* **Énoncé du problème**
Dans l'extrait sur les enfants adultes de parent alcoolique, relevez toutes les formes de psychothérapie présentées comme moyens privilégiés pour aider.

* **Extrait à lire**
= = = = =

Par leurs témoignages, ils confirment que l’impact perdure:
«À l’heure du souper, je suis prise de panique: il faut absolument que le repas soit prêt avant que mon conjoint arrive… Pourtant, il n’est pas alcoolique et ne fera pas une crise comme mon père le faisait!»
«Dès que je me retrouve dans un groupe, j’ai l’impression d’avoir une étiquette sur le front où est écrit: échec!»
Les enfants adultes de parent alcoolique sont-ils fatalement victimes de cet impact? Peuvent-ils s’apaiser? Peuvent-ils guérir d’un parent alcoolique?
Oui, nous en sommes convaincues. Nous en avons été témoins. Nous avons travaillé une vingtaine d’années comme psychothérapeutes dans des centres de traitements pour alcooliques et toxicomanes ainsi qu’en clinique privée. Nous avons accompagné des alcooliques, leurs conjoints et leurs enfants. Les psychothérapies individuelles, maritales, familiales et de groupe ont été nos moyens privilégiés pour les aider. Nous avons également créé divers programmes d’intervention, donné des sessions d’information, de formation, et des conférences.

= = = = =

Extraits d'un jeu de données:
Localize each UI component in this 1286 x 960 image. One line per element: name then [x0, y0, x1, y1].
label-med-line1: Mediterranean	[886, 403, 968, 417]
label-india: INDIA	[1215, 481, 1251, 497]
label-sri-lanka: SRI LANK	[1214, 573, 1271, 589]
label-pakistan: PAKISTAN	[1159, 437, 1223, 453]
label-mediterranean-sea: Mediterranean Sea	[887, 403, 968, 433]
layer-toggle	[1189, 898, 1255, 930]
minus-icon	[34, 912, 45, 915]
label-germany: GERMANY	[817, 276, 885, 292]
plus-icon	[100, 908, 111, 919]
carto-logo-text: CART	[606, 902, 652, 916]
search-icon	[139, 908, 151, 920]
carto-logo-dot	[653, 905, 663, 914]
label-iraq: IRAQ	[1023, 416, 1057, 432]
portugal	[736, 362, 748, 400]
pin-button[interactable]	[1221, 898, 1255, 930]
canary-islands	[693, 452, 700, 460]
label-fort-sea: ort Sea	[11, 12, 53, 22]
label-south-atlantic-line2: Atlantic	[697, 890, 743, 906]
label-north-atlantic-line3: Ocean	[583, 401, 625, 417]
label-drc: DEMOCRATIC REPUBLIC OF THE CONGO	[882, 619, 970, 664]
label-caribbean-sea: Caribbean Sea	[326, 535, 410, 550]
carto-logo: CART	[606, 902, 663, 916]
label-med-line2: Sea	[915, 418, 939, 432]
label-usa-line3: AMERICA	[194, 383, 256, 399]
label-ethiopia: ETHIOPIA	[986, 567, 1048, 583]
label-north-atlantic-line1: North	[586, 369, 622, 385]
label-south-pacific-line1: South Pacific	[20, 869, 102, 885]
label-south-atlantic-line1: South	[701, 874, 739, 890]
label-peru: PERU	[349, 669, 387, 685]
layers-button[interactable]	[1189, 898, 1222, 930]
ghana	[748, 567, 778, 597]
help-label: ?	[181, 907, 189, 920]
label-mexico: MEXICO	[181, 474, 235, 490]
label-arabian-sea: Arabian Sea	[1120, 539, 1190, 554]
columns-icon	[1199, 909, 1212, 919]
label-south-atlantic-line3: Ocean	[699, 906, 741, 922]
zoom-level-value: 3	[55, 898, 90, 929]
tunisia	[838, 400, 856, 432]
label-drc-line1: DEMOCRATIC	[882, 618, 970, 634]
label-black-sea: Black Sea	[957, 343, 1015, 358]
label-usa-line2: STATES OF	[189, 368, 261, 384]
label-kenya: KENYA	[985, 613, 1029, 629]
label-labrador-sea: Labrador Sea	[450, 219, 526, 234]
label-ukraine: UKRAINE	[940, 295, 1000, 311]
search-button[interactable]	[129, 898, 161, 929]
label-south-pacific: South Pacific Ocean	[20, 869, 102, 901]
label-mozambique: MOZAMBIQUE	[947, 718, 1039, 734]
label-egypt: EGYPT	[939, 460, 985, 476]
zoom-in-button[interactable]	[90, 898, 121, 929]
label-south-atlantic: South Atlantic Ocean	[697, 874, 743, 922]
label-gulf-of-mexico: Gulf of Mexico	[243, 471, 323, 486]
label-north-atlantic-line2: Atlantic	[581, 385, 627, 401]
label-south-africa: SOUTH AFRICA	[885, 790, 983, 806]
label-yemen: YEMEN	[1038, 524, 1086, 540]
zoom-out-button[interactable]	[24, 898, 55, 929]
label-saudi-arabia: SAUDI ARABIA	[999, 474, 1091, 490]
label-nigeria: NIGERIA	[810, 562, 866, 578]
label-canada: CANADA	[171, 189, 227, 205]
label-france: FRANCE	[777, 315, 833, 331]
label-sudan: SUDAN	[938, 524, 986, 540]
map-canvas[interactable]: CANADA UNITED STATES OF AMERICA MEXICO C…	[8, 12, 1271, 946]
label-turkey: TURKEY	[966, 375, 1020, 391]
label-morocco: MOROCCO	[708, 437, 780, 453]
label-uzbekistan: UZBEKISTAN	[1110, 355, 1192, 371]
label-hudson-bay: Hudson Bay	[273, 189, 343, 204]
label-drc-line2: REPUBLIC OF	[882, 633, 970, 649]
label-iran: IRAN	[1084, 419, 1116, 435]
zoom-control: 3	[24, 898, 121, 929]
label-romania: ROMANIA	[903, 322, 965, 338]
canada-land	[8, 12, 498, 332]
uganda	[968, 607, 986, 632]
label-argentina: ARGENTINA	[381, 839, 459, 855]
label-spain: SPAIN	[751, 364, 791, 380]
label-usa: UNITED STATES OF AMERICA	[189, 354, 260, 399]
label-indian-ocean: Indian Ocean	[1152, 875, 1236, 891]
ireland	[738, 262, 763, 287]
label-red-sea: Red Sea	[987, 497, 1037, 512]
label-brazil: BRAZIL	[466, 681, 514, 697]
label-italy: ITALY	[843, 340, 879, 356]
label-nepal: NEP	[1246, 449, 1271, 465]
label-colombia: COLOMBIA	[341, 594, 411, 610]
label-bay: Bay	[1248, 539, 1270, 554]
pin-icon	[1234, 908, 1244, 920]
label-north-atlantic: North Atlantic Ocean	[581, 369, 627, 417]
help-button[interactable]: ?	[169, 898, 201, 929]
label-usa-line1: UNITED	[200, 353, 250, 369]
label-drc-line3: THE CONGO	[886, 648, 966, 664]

= = = = =

* **Réponse proposée**
- Psychothérapies individuelles
- Psychothérapies maritales
- Psychothérapies familiales
- Psychothérapies de groupe